*Problem description*. Reproduce the items below, starting at the line that contains "Text: N: N <box>160 39 169 52</box>" and ending after the line that contains "For every button, label, input, icon, or". Change "screenshot" to "page" and leave everything else the same.

*Given data*.
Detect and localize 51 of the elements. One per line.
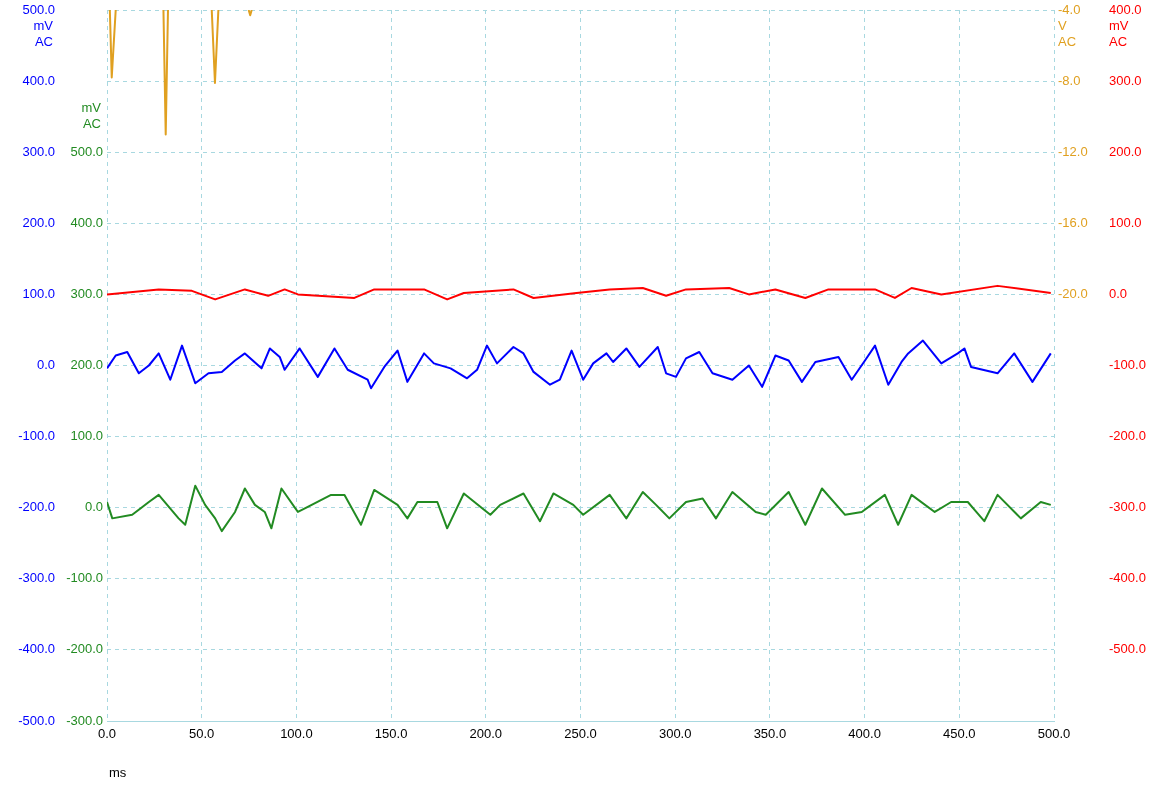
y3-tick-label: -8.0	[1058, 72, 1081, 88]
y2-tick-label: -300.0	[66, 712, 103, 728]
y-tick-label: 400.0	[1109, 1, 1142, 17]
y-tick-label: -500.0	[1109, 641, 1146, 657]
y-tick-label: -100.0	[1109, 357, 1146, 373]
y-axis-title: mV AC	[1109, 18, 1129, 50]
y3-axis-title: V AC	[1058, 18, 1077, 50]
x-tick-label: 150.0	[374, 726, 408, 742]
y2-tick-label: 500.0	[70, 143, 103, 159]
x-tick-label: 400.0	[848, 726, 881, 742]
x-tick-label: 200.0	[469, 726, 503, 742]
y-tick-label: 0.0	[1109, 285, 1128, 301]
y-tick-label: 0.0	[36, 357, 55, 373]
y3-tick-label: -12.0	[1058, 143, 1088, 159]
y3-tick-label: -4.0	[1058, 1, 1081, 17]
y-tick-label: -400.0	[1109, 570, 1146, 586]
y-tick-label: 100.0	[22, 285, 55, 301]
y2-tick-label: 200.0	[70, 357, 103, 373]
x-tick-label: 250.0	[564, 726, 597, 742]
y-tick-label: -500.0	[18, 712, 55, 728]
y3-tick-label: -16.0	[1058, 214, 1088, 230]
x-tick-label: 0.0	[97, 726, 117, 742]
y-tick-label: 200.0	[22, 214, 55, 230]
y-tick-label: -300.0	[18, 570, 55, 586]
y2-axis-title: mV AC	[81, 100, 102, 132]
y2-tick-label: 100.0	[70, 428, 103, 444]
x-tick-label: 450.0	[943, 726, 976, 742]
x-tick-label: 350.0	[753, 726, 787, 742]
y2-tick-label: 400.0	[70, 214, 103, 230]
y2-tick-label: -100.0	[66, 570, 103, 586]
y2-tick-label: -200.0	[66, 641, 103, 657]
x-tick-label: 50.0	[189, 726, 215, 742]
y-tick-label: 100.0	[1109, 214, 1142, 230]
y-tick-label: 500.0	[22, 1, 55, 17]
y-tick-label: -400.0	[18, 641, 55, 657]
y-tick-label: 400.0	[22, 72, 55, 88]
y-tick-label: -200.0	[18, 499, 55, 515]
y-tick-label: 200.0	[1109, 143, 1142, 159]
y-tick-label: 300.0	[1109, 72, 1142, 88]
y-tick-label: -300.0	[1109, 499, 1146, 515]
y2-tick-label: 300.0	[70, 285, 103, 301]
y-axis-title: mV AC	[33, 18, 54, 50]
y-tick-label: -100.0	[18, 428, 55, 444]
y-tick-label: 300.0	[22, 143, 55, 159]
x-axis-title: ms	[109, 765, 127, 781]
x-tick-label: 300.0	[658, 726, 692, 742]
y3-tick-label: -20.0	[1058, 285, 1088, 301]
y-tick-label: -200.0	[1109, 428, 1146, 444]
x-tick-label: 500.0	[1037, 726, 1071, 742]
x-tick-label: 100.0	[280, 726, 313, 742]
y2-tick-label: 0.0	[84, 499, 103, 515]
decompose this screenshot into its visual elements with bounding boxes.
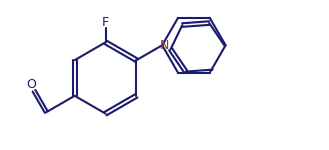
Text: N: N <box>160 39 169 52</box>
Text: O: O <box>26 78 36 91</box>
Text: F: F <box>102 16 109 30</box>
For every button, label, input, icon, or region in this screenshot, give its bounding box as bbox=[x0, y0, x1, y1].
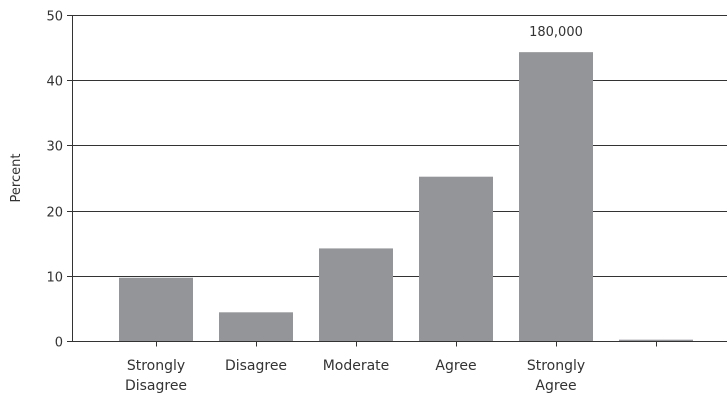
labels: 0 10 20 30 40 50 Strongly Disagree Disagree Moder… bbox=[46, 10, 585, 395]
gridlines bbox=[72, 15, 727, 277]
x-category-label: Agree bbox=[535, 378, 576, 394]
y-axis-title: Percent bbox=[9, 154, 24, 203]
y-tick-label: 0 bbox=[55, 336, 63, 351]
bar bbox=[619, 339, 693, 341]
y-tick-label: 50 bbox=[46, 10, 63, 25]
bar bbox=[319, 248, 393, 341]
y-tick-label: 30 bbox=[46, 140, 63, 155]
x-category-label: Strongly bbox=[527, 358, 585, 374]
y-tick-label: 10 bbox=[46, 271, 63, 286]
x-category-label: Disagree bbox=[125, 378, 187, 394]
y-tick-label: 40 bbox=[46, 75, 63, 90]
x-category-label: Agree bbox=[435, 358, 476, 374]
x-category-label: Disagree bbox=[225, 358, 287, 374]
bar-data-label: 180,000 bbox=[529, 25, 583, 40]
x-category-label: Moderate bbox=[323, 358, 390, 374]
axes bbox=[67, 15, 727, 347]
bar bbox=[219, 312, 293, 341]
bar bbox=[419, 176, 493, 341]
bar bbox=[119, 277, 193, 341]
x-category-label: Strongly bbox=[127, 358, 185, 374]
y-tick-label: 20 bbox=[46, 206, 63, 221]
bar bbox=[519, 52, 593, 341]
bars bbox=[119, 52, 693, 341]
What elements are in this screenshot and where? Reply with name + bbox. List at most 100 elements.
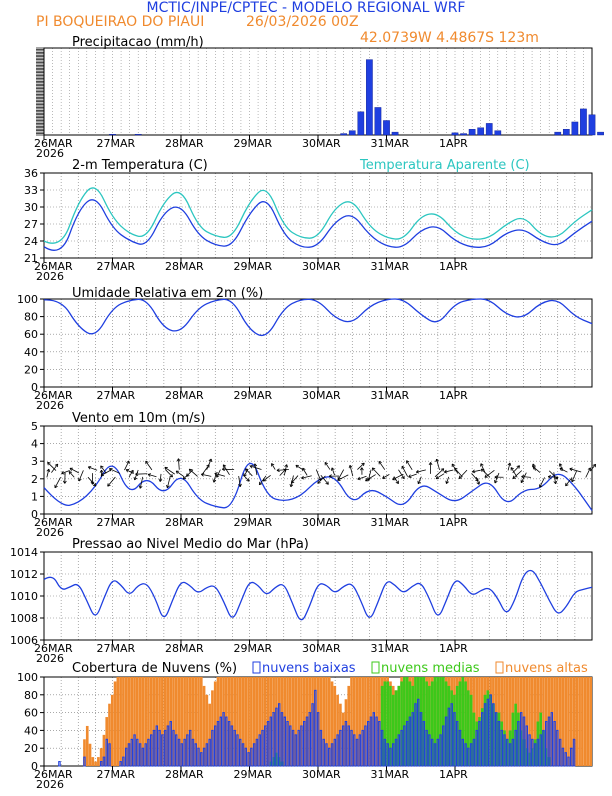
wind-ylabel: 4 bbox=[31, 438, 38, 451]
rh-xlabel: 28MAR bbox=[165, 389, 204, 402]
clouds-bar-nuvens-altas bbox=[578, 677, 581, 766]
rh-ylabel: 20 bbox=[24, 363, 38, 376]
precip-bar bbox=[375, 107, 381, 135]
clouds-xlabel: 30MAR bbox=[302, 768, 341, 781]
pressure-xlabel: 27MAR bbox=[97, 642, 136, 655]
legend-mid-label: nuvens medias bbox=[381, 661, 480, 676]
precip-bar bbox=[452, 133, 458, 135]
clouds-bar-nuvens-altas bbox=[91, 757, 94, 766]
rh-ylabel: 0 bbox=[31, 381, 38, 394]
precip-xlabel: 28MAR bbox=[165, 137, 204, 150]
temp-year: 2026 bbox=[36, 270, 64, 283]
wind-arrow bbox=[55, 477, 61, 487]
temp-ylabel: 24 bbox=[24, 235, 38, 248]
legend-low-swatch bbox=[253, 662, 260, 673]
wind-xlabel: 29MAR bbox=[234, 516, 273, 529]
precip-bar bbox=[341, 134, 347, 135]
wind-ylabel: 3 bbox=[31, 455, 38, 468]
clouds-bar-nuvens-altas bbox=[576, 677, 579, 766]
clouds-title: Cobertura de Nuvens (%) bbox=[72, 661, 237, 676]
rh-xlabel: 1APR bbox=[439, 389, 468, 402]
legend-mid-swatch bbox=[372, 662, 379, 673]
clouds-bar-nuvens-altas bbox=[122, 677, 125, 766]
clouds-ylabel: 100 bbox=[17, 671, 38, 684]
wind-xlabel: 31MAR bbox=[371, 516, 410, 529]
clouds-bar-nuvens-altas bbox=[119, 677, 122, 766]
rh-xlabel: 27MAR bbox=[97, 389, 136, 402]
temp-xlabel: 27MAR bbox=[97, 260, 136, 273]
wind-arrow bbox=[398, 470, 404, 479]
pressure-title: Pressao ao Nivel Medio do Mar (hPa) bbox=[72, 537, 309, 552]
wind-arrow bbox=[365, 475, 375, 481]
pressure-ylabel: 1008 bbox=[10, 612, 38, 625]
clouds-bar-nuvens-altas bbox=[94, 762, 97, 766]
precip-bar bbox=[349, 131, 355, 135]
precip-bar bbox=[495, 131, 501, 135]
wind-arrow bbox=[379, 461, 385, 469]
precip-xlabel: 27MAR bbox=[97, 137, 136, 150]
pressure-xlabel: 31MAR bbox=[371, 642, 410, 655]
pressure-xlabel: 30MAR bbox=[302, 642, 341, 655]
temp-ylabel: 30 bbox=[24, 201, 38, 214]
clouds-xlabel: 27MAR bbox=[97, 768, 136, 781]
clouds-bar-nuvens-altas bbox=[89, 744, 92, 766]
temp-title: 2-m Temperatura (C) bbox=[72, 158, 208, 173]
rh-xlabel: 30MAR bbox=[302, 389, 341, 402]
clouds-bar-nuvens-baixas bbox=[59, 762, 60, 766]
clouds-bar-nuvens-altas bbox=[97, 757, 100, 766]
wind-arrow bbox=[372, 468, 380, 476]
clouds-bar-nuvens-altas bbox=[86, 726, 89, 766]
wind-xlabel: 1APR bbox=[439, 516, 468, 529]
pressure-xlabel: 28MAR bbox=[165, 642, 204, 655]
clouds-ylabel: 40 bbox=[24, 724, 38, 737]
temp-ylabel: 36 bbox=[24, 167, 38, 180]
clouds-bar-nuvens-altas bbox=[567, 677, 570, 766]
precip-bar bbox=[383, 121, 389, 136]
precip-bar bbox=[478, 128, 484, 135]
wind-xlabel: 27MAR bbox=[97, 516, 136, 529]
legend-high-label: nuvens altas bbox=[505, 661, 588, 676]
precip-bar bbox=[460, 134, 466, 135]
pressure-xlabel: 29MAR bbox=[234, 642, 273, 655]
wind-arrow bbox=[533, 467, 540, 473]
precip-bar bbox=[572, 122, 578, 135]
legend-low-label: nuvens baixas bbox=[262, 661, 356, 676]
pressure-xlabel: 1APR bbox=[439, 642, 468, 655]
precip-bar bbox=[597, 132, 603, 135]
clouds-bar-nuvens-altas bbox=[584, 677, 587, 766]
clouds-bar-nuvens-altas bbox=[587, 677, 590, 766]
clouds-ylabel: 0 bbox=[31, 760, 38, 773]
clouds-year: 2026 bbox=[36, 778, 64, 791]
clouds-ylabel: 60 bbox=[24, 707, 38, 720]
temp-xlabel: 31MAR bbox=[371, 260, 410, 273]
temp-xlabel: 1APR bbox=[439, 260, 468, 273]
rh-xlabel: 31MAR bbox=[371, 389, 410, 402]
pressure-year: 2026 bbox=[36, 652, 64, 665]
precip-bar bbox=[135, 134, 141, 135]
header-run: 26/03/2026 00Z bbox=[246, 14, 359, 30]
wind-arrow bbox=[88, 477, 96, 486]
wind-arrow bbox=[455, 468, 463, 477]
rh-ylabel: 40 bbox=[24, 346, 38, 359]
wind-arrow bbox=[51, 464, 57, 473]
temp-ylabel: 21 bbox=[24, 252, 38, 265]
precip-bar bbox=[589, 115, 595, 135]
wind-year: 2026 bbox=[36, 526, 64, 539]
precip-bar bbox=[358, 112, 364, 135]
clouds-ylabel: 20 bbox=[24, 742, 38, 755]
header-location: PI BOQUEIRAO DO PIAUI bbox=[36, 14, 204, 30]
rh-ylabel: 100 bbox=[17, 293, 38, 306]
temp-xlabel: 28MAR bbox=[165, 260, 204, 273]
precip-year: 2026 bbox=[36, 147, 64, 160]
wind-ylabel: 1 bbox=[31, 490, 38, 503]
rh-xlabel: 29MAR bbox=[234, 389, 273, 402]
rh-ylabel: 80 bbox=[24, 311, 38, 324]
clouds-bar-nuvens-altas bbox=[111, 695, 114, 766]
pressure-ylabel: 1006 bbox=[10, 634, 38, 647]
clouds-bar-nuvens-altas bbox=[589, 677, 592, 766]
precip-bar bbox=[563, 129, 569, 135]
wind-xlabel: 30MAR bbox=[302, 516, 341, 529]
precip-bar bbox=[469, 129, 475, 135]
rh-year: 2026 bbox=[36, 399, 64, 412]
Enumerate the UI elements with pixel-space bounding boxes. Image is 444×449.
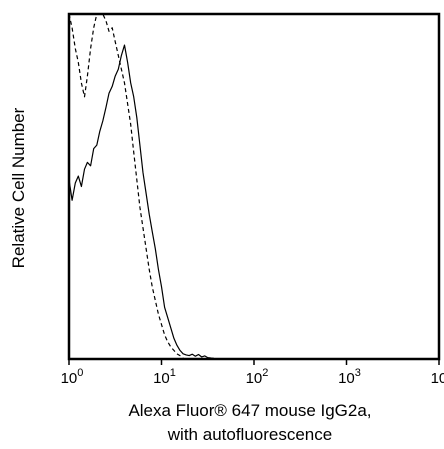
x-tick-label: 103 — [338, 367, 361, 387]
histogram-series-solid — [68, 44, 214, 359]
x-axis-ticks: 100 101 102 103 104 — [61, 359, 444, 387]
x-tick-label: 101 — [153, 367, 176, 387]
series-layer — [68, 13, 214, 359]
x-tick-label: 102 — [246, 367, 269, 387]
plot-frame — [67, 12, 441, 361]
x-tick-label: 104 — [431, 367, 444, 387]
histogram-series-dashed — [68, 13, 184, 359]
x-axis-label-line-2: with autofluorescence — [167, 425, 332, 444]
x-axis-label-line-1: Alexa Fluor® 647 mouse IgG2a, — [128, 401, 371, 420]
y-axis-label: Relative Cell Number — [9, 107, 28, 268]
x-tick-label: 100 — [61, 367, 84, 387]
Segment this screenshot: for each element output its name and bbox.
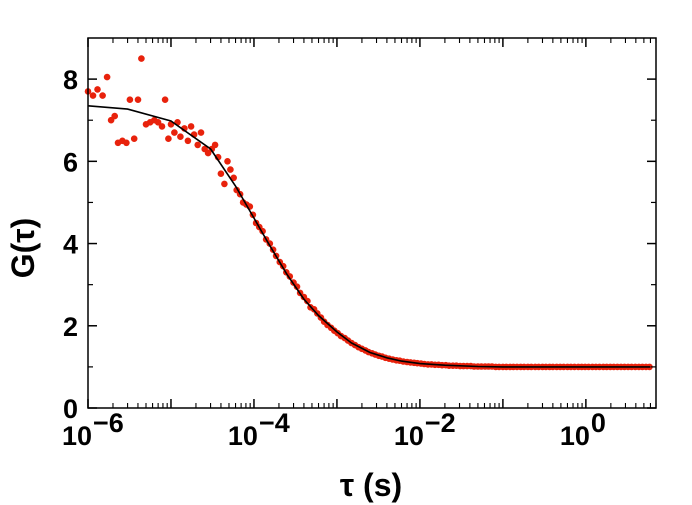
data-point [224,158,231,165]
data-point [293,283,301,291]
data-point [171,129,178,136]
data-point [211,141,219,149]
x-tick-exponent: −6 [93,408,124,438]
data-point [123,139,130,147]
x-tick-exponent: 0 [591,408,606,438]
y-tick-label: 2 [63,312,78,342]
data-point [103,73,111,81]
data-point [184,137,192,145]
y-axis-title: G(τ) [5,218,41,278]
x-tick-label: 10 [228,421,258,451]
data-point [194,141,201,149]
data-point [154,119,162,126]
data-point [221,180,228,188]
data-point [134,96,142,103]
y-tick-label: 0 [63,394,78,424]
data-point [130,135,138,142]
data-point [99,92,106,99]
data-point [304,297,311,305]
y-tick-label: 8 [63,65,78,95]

*Written solution*.
Text: N: N <box>160 39 169 52</box>
Text: O: O <box>26 78 36 91</box>
Text: F: F <box>102 16 109 30</box>
For every button, label, input, icon, or region in this page, give its bounding box as bbox=[x0, y0, x1, y1].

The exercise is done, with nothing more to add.